EXERCISE OBJECTIVE:
Transcribe every line exactly. Leave the pictures behind.

EXERCISE DATA:
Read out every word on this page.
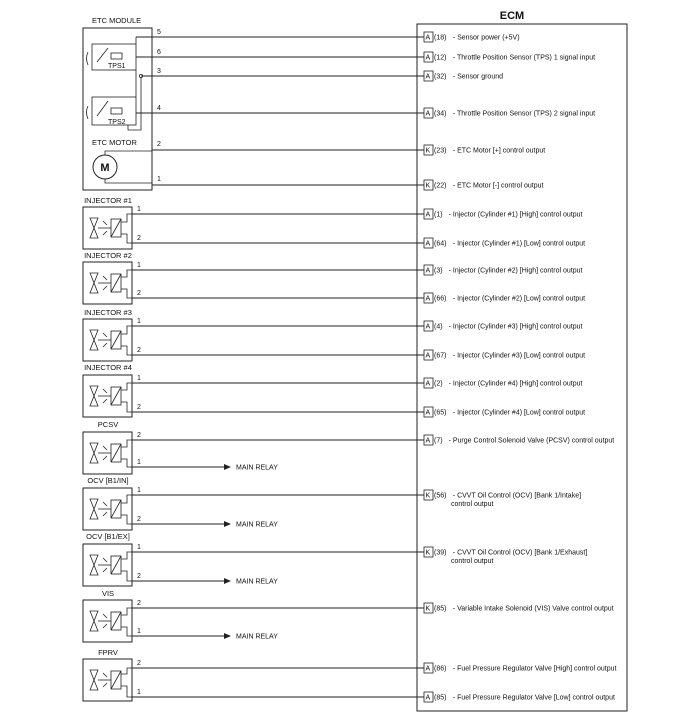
ECM
ETC MODULE
TPS1
TPS2
ETC MOTOR
M
5
6
3
4
2
1
A (18) - Sensor power (+5V)
A (12) - Throttle Position Sensor (TPS) 1 signal input
A (32) - Sensor ground
A (34) - Throttle Position Sensor (TPS) 2 signal input
K (23) - ETC Motor [+] control output
K (22) - ETC Motor [-] control output
A (1) - Injector (Cylinder #1) [High] control output
A (64) - Injector (Cylinder #1) [Low] control output
A (3) - Injector (Cylinder #2) [High] control output
A (66) - Injector (Cylinder #2) [Low] control output
A (4) - Injector (Cylinder #3) [High] control output
A (67) - Injector (Cylinder #3) [Low] control output
A (2) - Injector (Cylinder #4) [High] control output
A (65) - Injector (Cylinder #4) [Low] control output
A (7) - Purge Control Solenoid Valve (PCSV) control output
K (56) - CVVT Oil Control (OCV) [Bank 1/Intake]
control output
K (39) - CVVT Oil Control (OCV) [Bank 1/Exhaust]
control output
K (85) - Variable Intake Solenoid (VIS) Valve control output
A (86) - Fuel Pressure Regulator Valve [High] control output
A (85) - Fuel Pressure Regulator Valve [Low] control output
INJECTOR #1
1
2
INJECTOR #2
1
2
INJECTOR #3
1
2
INJECTOR #4
1
2
PCSV
2
1
MAIN RELAY
OCV [B1/IN]
1
2
MAIN RELAY
OCV [B1/EX]
1
2
MAIN RELAY
VIS
2
1
MAIN RELAY
FPRV
2
1
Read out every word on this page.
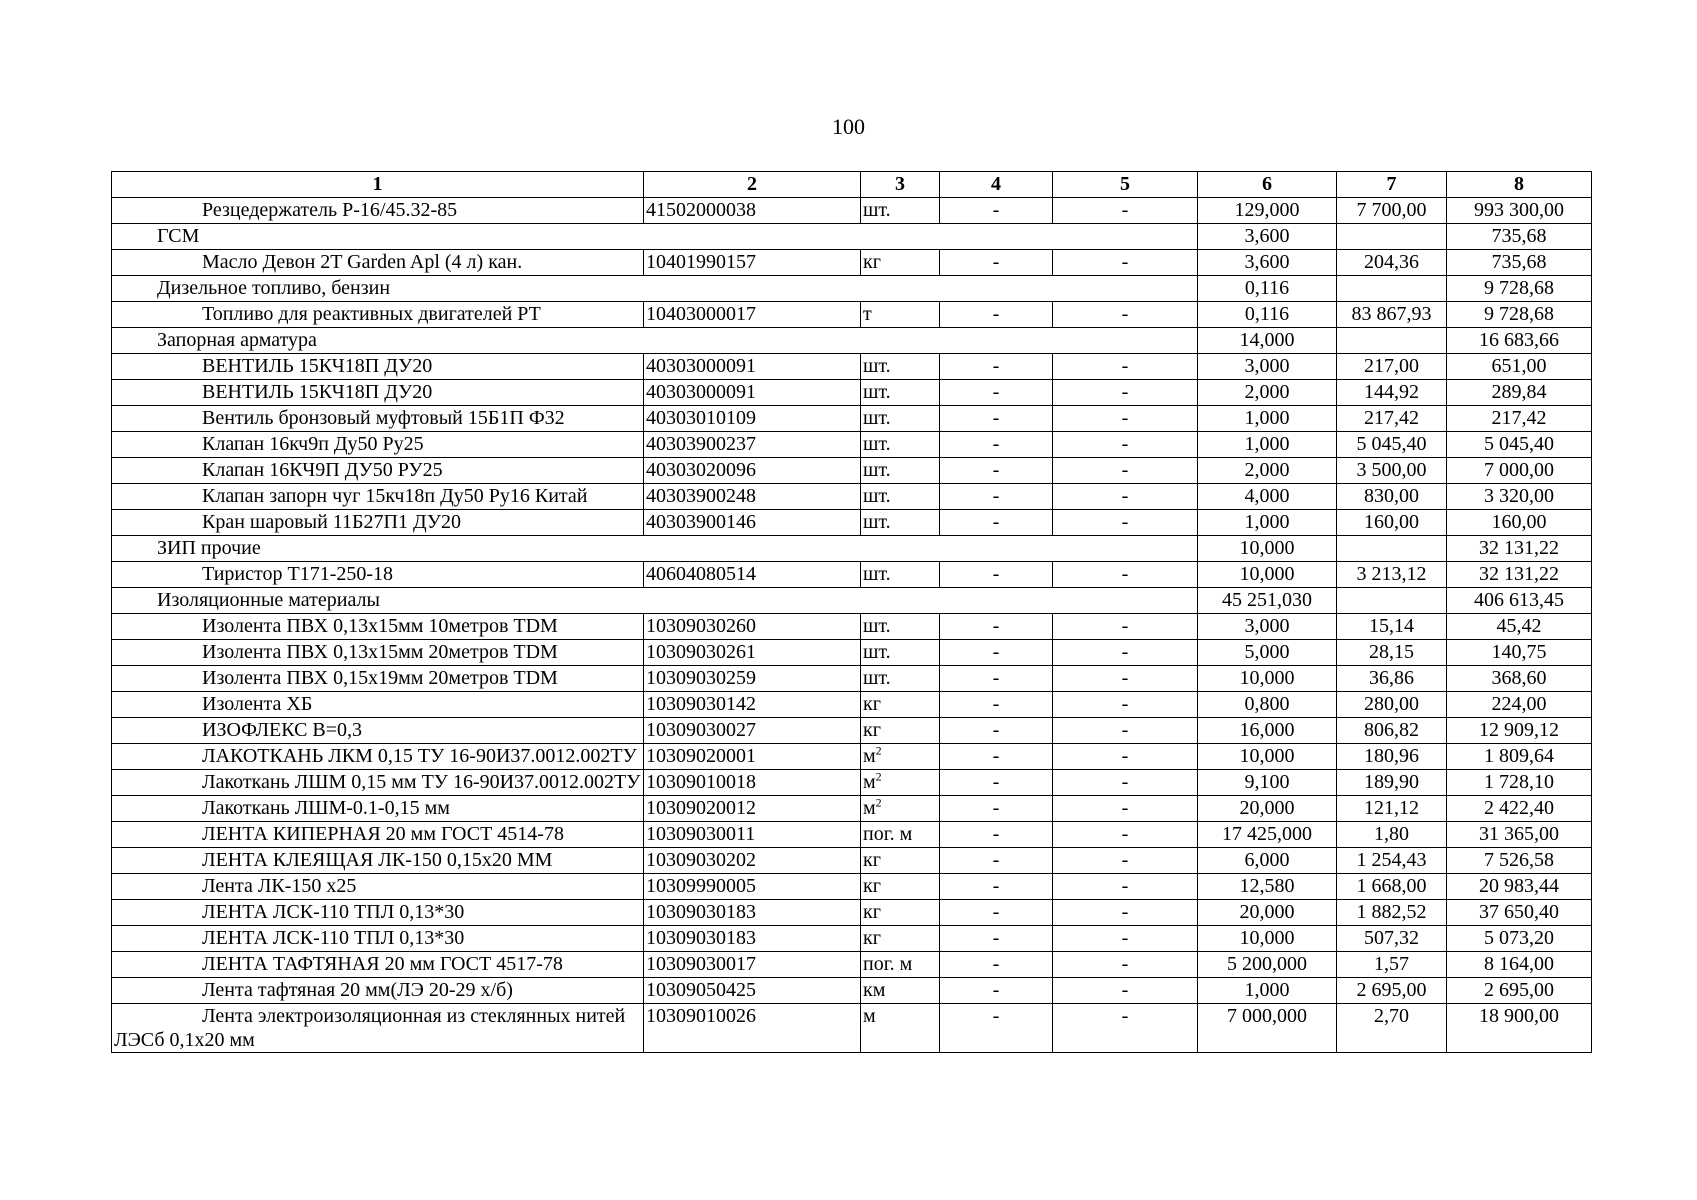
100
1	2	3	4	5	6	7	8
Резцедержатель Р-16/45.32-85	41502000038	шт.	-	-	129,000	7 700,00	993 300,00
ГСМ					3,600		735,68
Масло Девон 2T Garden Apl (4 л) кан.	10401990157	кг	-	-	3,600	204,36	735,68
Дизельное топливо, бензин					0,116		9 728,68
Топливо для реактивных двигателей РТ	10403000017	т	-	-	0,116	83 867,93	9 728,68
Запорная арматура					14,000		16 683,66
ВЕНТИЛЬ 15КЧ18П ДУ20	40303000091	шт.	-	-	3,000	217,00	651,00
ВЕНТИЛЬ 15КЧ18П ДУ20	40303000091	шт.	-	-	2,000	144,92	289,84
Вентиль бронзовый муфтовый 15Б1П Ф32	40303010109	шт.	-	-	1,000	217,42	217,42
Клапан 16кч9п Ду50 Ру25	40303900237	шт.	-	-	1,000	5 045,40	5 045,40
Клапан 16КЧ9П ДУ50 РУ25	40303020096	шт.	-	-	2,000	3 500,00	7 000,00
Клапан запорн чуг 15кч18п Ду50 Ру16 Китай	40303900248	шт.	-	-	4,000	830,00	3 320,00
Кран шаровый 11Б27П1 ДУ20	40303900146	шт.	-	-	1,000	160,00	160,00
ЗИП прочие					10,000		32 131,22
Тиристор Т171-250-18	40604080514	шт.	-	-	10,000	3 213,12	32 131,22
Изоляционные материалы					45 251,030		406 613,45
Изолента ПВХ 0,13х15мм 10метров TDM	10309030260	шт.	-	-	3,000	15,14	45,42
Изолента ПВХ 0,13х15мм 20метров TDM	10309030261	шт.	-	-	5,000	28,15	140,75
Изолента ПВХ 0,15х19мм 20метров TDM	10309030259	шт.	-	-	10,000	36,86	368,60
Изолента ХБ	10309030142	кг	-	-	0,800	280,00	224,00
ИЗОФЛЕКС В=0,3	10309030027	кг	-	-	16,000	806,82	12 909,12
ЛАКОТКАНЬ ЛКМ 0,15 ТУ 16-90И37.0012.002ТУ	10309020001	$м^2$	-	-	10,000	180,96	1 809,64
Лакоткань ЛШМ 0,15 мм ТУ 16-90И37.0012.002ТУ	10309010018	$м^2$	-	-	9,100	189,90	1 728,10
Лакоткань ЛШМ-0.1-0,15 мм	10309020012	$м^2$	-	-	20,000	121,12	2 422,40
ЛЕНТА КИПЕРНАЯ 20 мм ГОСТ 4514-78	10309030011	пог. м	-	-	17 425,000	1,80	31 365,00
ЛЕНТА КЛЕЯЩАЯ ЛК-150 0,15х20 ММ	10309030202	кг	-	-	6,000	1 254,43	7 526,58
Лента ЛК-150 х25	10309990005	кг	-	-	12,580	1 668,00	20 983,44
ЛЕНТА ЛСК-110 ТПЛ 0,13*30	10309030183	кг	-	-	20,000	1 882,52	37 650,40
ЛЕНТА ЛСК-110 ТПЛ 0,13*30	10309030183	кг	-	-	10,000	507,32	5 073,20
ЛЕНТА ТАФТЯНАЯ 20 мм ГОСТ 4517-78	10309030017	пог. м	-	-	5 200,000	1,57	8 164,00
Лента тафтяная 20 мм(ЛЭ 20-29 х/б)	10309050425	км	-	-	1,000	2 695,00	2 695,00
Лента электроизоляционная из стеклянных нитей ЛЭСб 0,1х20 мм	10309010026	м	-	-	7 000,000	2,70	18 900,00
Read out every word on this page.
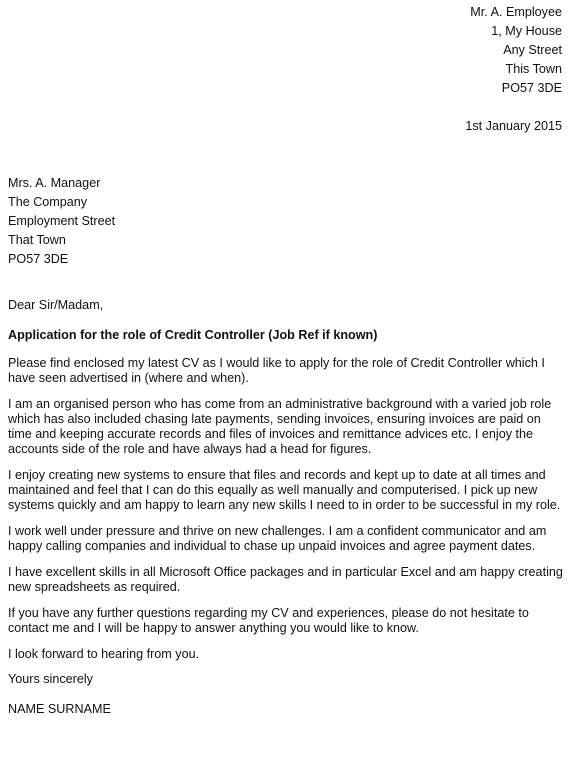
Mr. A. Employee
1, My House
Any Street
This Town
PO57 3DE
1st January 2015
Mrs. A. Manager
The Company
Employment Street
That Town
PO57 3DE
Dear Sir/Madam,
Application for the role of Credit Controller (Job Ref if known)

Please find enclosed my latest CV as I would like to apply for the role of Credit Controller which I have seen advertised in (where and when).

I am an organised person who has come from an administrative background with a varied job role which has also included chasing late payments, sending invoices, ensuring invoices are paid on time and keeping accurate records and files of invoices and remittance advices etc. I enjoy the accounts side of the role and have always had a head for figures.

I enjoy creating new systems to ensure that files and records and kept up to date at all times and maintained and feel that I can do this equally as well manually and computerised. I pick up new systems quickly and am happy to learn any new skills I need to in order to be successful in my role.

I work well under pressure and thrive on new challenges. I am a confident communicator and am happy calling companies and individual to chase up unpaid invoices and agree payment dates.

I have excellent skills in all Microsoft Office packages and in particular Excel and am happy creating new spreadsheets as required.

If you have any further questions regarding my CV and experiences, please do not hesitate to contact me and I will be happy to answer anything you would like to know.

I look forward to hearing from you.

Yours sincerely
NAME SURNAME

TASK SOLUTION:
Read out every word on this page.
ECM
ETC MODULE
TPS1
TPS2
ETC MOTOR
M
5
6
3
4
2
1
A (18) - Sensor power (+5V)
A (12) - Throttle Position Sensor (TPS) 1 signal input
A (32) - Sensor ground
A (34) - Throttle Position Sensor (TPS) 2 signal input
K (23) - ETC Motor [+] control output
K (22) - ETC Motor [-] control output
A (1) - Injector (Cylinder #1) [High] control output
A (64) - Injector (Cylinder #1) [Low] control output
A (3) - Injector (Cylinder #2) [High] control output
A (66) - Injector (Cylinder #2) [Low] control output
A (4) - Injector (Cylinder #3) [High] control output
A (67) - Injector (Cylinder #3) [Low] control output
A (2) - Injector (Cylinder #4) [High] control output
A (65) - Injector (Cylinder #4) [Low] control output
A (7) - Purge Control Solenoid Valve (PCSV) control output
K (56) - CVVT Oil Control (OCV) [Bank 1/Intake]
control output
K (39) - CVVT Oil Control (OCV) [Bank 1/Exhaust]
control output
K (85) - Variable Intake Solenoid (VIS) Valve control output
A (86) - Fuel Pressure Regulator Valve [High] control output
A (85) - Fuel Pressure Regulator Valve [Low] control output
INJECTOR #1
1
2
INJECTOR #2
1
2
INJECTOR #3
1
2
INJECTOR #4
1
2
PCSV
2
1
MAIN RELAY
OCV [B1/IN]
1
2
MAIN RELAY
OCV [B1/EX]
1
2
MAIN RELAY
VIS
2
1
MAIN RELAY
FPRV
2
1
Read out every word on this page.
100
1	2	3	4	5	6	7	8
Резцедержатель Р-16/45.32-85	41502000038	шт.	-	-	129,000	7 700,00	993 300,00
ГСМ					3,600		735,68
Масло Девон 2T Garden Apl (4 л) кан.	10401990157	кг	-	-	3,600	204,36	735,68
Дизельное топливо, бензин					0,116		9 728,68
Топливо для реактивных двигателей РТ	10403000017	т	-	-	0,116	83 867,93	9 728,68
Запорная арматура					14,000		16 683,66
ВЕНТИЛЬ 15КЧ18П ДУ20	40303000091	шт.	-	-	3,000	217,00	651,00
ВЕНТИЛЬ 15КЧ18П ДУ20	40303000091	шт.	-	-	2,000	144,92	289,84
Вентиль бронзовый муфтовый 15Б1П Ф32	40303010109	шт.	-	-	1,000	217,42	217,42
Клапан 16кч9п Ду50 Ру25	40303900237	шт.	-	-	1,000	5 045,40	5 045,40
Клапан 16КЧ9П ДУ50 РУ25	40303020096	шт.	-	-	2,000	3 500,00	7 000,00
Клапан запорн чуг 15кч18п Ду50 Ру16 Китай	40303900248	шт.	-	-	4,000	830,00	3 320,00
Кран шаровый 11Б27П1 ДУ20	40303900146	шт.	-	-	1,000	160,00	160,00
ЗИП прочие					10,000		32 131,22
Тиристор Т171-250-18	40604080514	шт.	-	-	10,000	3 213,12	32 131,22
Изоляционные материалы					45 251,030		406 613,45
Изолента ПВХ 0,13х15мм 10метров TDM	10309030260	шт.	-	-	3,000	15,14	45,42
Изолента ПВХ 0,13х15мм 20метров TDM	10309030261	шт.	-	-	5,000	28,15	140,75
Изолента ПВХ 0,15х19мм 20метров TDM	10309030259	шт.	-	-	10,000	36,86	368,60
Изолента ХБ	10309030142	кг	-	-	0,800	280,00	224,00
ИЗОФЛЕКС В=0,3	10309030027	кг	-	-	16,000	806,82	12 909,12
ЛАКОТКАНЬ ЛКМ 0,15 ТУ 16-90И37.0012.002ТУ	10309020001	$м^2$	-	-	10,000	180,96	1 809,64
Лакоткань ЛШМ 0,15 мм ТУ 16-90И37.0012.002ТУ	10309010018	$м^2$	-	-	9,100	189,90	1 728,10
Лакоткань ЛШМ-0.1-0,15 мм	10309020012	$м^2$	-	-	20,000	121,12	2 422,40
ЛЕНТА КИПЕРНАЯ 20 мм ГОСТ 4514-78	10309030011	пог. м	-	-	17 425,000	1,80	31 365,00
ЛЕНТА КЛЕЯЩАЯ ЛК-150 0,15х20 ММ	10309030202	кг	-	-	6,000	1 254,43	7 526,58
Лента ЛК-150 х25	10309990005	кг	-	-	12,580	1 668,00	20 983,44
ЛЕНТА ЛСК-110 ТПЛ 0,13*30	10309030183	кг	-	-	20,000	1 882,52	37 650,40
ЛЕНТА ЛСК-110 ТПЛ 0,13*30	10309030183	кг	-	-	10,000	507,32	5 073,20
ЛЕНТА ТАФТЯНАЯ 20 мм ГОСТ 4517-78	10309030017	пог. м	-	-	5 200,000	1,57	8 164,00
Лента тафтяная 20 мм(ЛЭ 20-29 х/б)	10309050425	км	-	-	1,000	2 695,00	2 695,00
Лента электроизоляционная из стеклянных нитей ЛЭСб 0,1х20 мм	10309010026	м	-	-	7 000,000	2,70	18 900,00
Read out every word on this page.
Mr. A. Employee
1, My House
Any Street
This Town
PO57 3DE
1st January 2015
Mrs. A. Manager
The Company
Employment Street
That Town
PO57 3DE
Dear Sir/Madam,
Application for the role of Credit Controller (Job Ref if known)

Please find enclosed my latest CV as I would like to apply for the role of Credit Controller which I have seen advertised in (where and when).

I am an organised person who has come from an administrative background with a varied job role which has also included chasing late payments, sending invoices, ensuring invoices are paid on time and keeping accurate records and files of invoices and remittance advices etc. I enjoy the accounts side of the role and have always had a head for figures.

I enjoy creating new systems to ensure that files and records and kept up to date at all times and maintained and feel that I can do this equally as well manually and computerised. I pick up new systems quickly and am happy to learn any new skills I need to in order to be successful in my role.

I work well under pressure and thrive on new challenges. I am a confident communicator and am happy calling companies and individual to chase up unpaid invoices and agree payment dates.

I have excellent skills in all Microsoft Office packages and in particular Excel and am happy creating new spreadsheets as required.

If you have any further questions regarding my CV and experiences, please do not hesitate to contact me and I will be happy to answer anything you would like to know.

I look forward to hearing from you.

Yours sincerely
NAME SURNAME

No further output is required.